[Data records]
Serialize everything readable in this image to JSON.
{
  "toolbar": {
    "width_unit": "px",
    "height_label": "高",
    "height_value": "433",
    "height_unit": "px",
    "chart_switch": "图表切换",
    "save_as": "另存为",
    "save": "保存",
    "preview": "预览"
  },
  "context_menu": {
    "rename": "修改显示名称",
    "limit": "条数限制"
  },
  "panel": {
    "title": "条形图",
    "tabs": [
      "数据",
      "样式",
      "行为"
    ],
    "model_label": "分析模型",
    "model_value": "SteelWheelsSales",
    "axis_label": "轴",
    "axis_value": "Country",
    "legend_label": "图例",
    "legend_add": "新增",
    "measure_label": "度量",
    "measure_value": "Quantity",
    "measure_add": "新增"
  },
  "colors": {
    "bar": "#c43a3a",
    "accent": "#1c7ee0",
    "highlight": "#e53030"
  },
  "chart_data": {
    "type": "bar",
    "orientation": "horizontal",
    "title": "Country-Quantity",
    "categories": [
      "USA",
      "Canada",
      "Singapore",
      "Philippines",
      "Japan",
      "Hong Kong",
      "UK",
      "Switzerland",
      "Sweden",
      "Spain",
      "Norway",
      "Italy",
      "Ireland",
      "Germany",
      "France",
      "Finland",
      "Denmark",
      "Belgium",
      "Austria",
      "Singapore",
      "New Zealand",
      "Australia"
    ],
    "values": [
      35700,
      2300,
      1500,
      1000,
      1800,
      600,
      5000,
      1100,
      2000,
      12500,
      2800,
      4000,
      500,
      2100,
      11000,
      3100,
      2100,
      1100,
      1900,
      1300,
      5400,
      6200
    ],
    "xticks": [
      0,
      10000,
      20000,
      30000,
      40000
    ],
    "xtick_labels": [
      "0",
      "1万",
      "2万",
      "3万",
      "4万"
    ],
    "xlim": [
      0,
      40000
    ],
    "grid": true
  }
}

[Required work]:
Write out every record shown above, word for word.

[Solution below]:
Serialize everything readable in this image to JSON.
{
  "toolbar": {
    "width_unit": "px",
    "height_label": "高",
    "height_value": "433",
    "height_unit": "px",
    "chart_switch": "图表切换",
    "save_as": "另存为",
    "save": "保存",
    "preview": "预览"
  },
  "context_menu": {
    "rename": "修改显示名称",
    "limit": "条数限制"
  },
  "panel": {
    "title": "条形图",
    "tabs": [
      "数据",
      "样式",
      "行为"
    ],
    "model_label": "分析模型",
    "model_value": "SteelWheelsSales",
    "axis_label": "轴",
    "axis_value": "Country",
    "legend_label": "图例",
    "legend_add": "新增",
    "measure_label": "度量",
    "measure_value": "Quantity",
    "measure_add": "新增"
  },
  "colors": {
    "bar": "#c43a3a",
    "accent": "#1c7ee0",
    "highlight": "#e53030"
  },
  "chart_data": {
    "type": "bar",
    "orientation": "horizontal",
    "title": "Country-Quantity",
    "categories": [
      "USA",
      "Canada",
      "Singapore",
      "Philippines",
      "Japan",
      "Hong Kong",
      "UK",
      "Switzerland",
      "Sweden",
      "Spain",
      "Norway",
      "Italy",
      "Ireland",
      "Germany",
      "France",
      "Finland",
      "Denmark",
      "Belgium",
      "Austria",
      "Singapore",
      "New Zealand",
      "Australia"
    ],
    "values": [
      35700,
      2300,
      1500,
      1000,
      1800,
      600,
      5000,
      1100,
      2000,
      12500,
      2800,
      4000,
      500,
      2100,
      11000,
      3100,
      2100,
      1100,
      1900,
      1300,
      5400,
      6200
    ],
    "xticks": [
      0,
      10000,
      20000,
      30000,
      40000
    ],
    "xtick_labels": [
      "0",
      "1万",
      "2万",
      "3万",
      "4万"
    ],
    "xlim": [
      0,
      40000
    ],
    "grid": true
  }
}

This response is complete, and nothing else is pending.